**Problem requirements:** All records must be quoted exactly. Omit the pictures.

**Extracted data entries:**
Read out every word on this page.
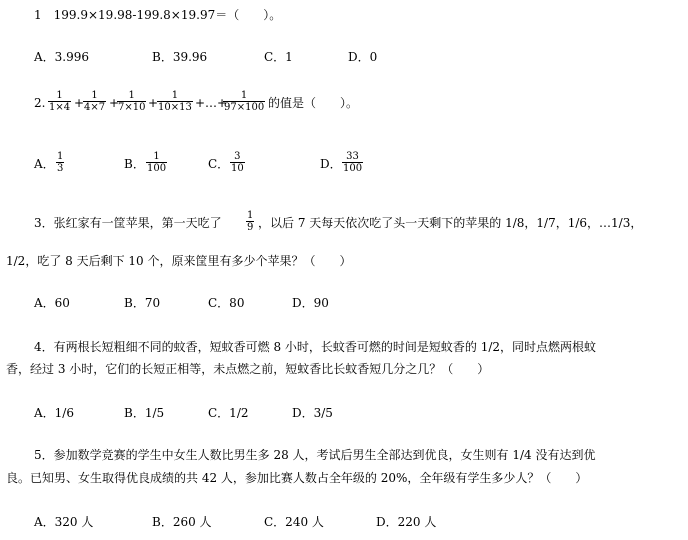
1　199.9×19.98-199.8×19.97＝（　　）。
A．3.996	B．39.96	C．1	D．0
2. $\frac{1}{1\times 4}$ +
$\frac{1}{4\times 7}$ +
$\frac{1}{7\times 10}$ +
$\frac{1}{10\times 13}$ +…+
$\frac{1}{97\times 100}$ 的值是（　　）。
A． $\frac{1}{3}$	B． $\frac{1}{100}$	C． $\frac{3}{10}$	D． $\frac{33}{100}$
3．张红家有一筐苹果，第一天吃了 $\frac{1}{9}$ ，以后 7 天每天依次吃了头一天剩下的苹果的 1/8，1/7，1/6，…1/3，
1/2，吃了 8 天后剩下 10 个，原来筐里有多少个苹果？（　　）
A．60	B．70	C．80	D．90
4．有两根长短粗细不同的蚊香，短蚊香可燃 8 小时，长蚊香可燃的时间是短蚊香的 1/2，同时点燃两根蚊
香，经过 3 小时，它们的长短正相等，未点燃之前，短蚊香比长蚊香短几分之几？（　　）
A．1/6	B．1/5	C．1/2	D．3/5
5．参加数学竞赛的学生中女生人数比男生多 28 人，考试后男生全部达到优良，女生则有 1/4 没有达到优
良。已知男、女生取得优良成绩的共 42 人，参加比赛人数占全年级的 20%，全年级有学生多少人？（　　）
A．320 人	B．260 人	C．240 人	D．220 人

**Written reply:**
Read out every word on this page.
1　199.9×19.98-199.8×19.97＝（　　）。
A．3.996	B．39.96	C．1	D．0
2. $\frac{1}{1\times 4}$ +
$\frac{1}{4\times 7}$ +
$\frac{1}{7\times 10}$ +
$\frac{1}{10\times 13}$ +…+
$\frac{1}{97\times 100}$ 的值是（　　）。
A． $\frac{1}{3}$	B． $\frac{1}{100}$	C． $\frac{3}{10}$	D． $\frac{33}{100}$
3．张红家有一筐苹果，第一天吃了 $\frac{1}{9}$ ，以后 7 天每天依次吃了头一天剩下的苹果的 1/8，1/7，1/6，…1/3，
1/2，吃了 8 天后剩下 10 个，原来筐里有多少个苹果？（　　）
A．60	B．70	C．80	D．90
4．有两根长短粗细不同的蚊香，短蚊香可燃 8 小时，长蚊香可燃的时间是短蚊香的 1/2，同时点燃两根蚊
香，经过 3 小时，它们的长短正相等，未点燃之前，短蚊香比长蚊香短几分之几？（　　）
A．1/6	B．1/5	C．1/2	D．3/5
5．参加数学竞赛的学生中女生人数比男生多 28 人，考试后男生全部达到优良，女生则有 1/4 没有达到优
良。已知男、女生取得优良成绩的共 42 人，参加比赛人数占全年级的 20%，全年级有学生多少人？（　　）
A．320 人	B．260 人	C．240 人	D．220 人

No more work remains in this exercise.